Given task: Seek out every line containing the word "sayının", and copy each.

Stored data:
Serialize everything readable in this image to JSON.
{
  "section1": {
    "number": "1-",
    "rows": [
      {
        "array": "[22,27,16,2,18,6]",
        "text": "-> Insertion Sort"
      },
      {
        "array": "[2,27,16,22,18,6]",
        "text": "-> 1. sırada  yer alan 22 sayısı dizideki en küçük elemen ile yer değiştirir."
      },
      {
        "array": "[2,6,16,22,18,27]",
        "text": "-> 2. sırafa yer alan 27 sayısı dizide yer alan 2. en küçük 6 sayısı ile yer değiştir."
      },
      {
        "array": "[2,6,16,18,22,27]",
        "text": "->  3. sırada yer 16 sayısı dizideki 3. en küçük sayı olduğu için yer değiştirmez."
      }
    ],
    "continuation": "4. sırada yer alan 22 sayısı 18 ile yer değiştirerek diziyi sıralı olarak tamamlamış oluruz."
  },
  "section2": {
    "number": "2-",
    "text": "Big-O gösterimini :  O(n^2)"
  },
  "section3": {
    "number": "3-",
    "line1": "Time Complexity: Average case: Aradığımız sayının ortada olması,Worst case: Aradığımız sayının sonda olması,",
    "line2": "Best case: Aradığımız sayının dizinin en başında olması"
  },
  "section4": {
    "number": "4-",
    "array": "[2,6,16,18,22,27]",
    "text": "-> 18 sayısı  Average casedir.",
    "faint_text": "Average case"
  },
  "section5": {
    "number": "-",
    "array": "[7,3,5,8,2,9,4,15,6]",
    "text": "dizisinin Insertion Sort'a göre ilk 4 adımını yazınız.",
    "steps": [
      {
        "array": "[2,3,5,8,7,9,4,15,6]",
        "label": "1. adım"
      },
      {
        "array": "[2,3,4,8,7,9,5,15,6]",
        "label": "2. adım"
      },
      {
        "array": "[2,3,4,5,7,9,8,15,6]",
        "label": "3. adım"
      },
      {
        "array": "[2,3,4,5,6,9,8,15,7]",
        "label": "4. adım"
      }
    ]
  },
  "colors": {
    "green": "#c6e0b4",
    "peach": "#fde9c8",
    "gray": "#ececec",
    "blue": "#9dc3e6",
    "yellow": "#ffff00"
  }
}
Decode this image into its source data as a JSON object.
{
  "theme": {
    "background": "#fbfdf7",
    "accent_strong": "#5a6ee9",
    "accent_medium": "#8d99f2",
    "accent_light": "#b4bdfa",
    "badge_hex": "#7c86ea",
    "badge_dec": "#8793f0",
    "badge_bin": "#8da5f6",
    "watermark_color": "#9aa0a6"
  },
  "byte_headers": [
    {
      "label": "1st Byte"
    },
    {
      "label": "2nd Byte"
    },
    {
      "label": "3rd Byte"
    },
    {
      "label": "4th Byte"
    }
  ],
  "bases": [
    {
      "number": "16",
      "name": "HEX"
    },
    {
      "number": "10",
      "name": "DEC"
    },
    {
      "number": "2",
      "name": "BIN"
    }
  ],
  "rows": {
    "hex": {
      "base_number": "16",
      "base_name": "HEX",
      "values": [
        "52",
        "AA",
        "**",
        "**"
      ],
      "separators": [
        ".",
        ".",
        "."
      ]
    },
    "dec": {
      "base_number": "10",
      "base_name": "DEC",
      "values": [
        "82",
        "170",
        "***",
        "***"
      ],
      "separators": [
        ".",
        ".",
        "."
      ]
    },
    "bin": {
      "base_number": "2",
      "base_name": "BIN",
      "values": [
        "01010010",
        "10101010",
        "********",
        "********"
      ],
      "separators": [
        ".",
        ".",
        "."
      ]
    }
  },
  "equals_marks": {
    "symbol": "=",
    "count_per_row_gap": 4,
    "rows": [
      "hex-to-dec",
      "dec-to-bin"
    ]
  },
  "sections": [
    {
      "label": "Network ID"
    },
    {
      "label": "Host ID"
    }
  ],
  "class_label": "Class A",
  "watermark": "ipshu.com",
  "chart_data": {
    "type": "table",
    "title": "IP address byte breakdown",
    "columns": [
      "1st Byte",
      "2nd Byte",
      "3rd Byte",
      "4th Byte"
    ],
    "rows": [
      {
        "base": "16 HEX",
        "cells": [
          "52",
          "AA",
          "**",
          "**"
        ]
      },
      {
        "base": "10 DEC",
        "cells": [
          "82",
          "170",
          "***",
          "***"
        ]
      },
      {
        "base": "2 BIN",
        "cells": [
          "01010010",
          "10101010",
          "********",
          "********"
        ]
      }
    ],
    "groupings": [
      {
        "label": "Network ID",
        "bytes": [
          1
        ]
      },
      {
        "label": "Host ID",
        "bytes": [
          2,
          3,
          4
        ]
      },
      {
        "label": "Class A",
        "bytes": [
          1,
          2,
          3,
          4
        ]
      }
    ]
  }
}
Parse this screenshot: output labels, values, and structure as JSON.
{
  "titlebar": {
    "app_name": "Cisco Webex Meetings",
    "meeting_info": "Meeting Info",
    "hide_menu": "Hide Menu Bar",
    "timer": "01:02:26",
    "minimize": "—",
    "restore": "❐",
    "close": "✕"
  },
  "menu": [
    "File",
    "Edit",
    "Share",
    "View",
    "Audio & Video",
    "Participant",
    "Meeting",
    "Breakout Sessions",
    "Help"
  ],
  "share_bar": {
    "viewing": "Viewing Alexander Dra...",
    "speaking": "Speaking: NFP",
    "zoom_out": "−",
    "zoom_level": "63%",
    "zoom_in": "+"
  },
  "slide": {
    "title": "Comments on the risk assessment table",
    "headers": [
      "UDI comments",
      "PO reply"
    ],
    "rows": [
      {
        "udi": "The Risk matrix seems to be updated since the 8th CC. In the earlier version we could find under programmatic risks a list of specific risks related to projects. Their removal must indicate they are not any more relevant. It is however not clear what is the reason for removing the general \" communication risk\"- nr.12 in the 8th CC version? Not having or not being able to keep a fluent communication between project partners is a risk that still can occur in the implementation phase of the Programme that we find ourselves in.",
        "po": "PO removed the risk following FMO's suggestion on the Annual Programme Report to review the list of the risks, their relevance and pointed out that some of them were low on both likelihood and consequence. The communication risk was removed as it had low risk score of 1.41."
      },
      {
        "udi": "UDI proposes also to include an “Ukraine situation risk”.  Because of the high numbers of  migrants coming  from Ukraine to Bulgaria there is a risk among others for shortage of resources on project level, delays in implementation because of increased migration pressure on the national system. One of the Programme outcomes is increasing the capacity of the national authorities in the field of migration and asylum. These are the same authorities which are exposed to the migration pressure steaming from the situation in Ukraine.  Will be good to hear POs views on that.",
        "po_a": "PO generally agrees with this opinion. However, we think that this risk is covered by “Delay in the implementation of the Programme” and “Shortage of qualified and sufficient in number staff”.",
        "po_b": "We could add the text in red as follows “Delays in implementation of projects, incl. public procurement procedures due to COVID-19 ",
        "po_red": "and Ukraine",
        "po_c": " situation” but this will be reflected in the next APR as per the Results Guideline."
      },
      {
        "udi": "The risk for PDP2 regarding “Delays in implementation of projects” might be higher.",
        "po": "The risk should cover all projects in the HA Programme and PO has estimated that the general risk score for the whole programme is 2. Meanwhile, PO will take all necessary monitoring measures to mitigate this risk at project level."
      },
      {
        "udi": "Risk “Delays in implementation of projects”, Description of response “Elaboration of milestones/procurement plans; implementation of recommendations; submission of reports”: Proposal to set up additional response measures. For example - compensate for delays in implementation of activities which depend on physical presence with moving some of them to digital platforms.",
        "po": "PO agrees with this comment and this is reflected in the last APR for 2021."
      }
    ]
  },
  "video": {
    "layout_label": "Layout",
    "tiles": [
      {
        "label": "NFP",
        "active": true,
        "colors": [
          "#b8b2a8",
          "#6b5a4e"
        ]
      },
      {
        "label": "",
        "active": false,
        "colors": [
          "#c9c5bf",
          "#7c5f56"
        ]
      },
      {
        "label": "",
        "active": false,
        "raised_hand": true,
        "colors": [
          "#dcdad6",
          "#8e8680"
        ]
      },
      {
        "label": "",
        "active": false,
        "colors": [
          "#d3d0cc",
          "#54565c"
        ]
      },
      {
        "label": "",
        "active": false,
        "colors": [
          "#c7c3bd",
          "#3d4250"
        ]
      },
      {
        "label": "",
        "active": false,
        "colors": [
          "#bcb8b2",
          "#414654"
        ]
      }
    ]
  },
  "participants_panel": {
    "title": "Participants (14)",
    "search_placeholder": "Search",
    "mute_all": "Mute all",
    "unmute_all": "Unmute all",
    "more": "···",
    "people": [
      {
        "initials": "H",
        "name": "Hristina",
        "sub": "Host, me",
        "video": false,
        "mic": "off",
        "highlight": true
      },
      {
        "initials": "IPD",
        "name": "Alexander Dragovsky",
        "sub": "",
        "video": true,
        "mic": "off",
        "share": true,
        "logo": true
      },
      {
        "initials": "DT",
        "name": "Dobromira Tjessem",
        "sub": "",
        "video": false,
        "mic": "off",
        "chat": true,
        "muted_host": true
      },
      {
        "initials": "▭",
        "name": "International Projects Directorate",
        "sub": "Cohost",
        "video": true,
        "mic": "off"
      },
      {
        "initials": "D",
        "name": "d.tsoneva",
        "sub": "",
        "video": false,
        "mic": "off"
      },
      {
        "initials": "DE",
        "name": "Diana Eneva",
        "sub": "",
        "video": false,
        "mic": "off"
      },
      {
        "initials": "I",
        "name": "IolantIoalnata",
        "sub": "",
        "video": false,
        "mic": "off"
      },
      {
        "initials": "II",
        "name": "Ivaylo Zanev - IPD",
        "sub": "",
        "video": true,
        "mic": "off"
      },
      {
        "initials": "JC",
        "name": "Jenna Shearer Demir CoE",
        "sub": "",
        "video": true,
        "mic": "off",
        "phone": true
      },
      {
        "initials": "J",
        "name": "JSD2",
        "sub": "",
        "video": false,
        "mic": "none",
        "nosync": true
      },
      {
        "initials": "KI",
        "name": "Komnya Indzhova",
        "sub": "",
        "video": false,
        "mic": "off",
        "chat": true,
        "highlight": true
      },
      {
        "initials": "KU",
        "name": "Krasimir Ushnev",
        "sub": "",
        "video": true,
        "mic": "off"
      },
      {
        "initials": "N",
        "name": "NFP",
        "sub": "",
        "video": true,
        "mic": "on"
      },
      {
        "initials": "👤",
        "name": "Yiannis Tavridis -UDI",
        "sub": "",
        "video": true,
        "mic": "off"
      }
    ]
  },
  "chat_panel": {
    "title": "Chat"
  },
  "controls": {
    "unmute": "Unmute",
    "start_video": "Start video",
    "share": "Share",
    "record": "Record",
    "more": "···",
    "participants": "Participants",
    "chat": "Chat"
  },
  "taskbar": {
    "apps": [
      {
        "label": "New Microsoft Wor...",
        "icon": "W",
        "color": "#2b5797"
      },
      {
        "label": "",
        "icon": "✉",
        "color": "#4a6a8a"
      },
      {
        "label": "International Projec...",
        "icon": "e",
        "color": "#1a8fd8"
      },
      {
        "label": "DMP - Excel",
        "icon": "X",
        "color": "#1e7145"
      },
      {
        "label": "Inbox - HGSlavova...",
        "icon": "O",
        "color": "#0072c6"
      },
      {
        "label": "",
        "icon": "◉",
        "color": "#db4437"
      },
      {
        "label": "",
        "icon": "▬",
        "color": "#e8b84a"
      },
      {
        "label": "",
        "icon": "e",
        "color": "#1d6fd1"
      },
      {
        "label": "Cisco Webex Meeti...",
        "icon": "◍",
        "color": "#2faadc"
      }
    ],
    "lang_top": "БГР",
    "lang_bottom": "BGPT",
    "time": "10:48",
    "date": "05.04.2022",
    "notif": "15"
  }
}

Task output:
    "line1": "Time Complexity: Average case: Aradığımız sayının ortada olması,Worst case: Aradığımız sayının sonda olması,",
    "line2": "Best case: Aradığımız sayının dizinin en başında olması"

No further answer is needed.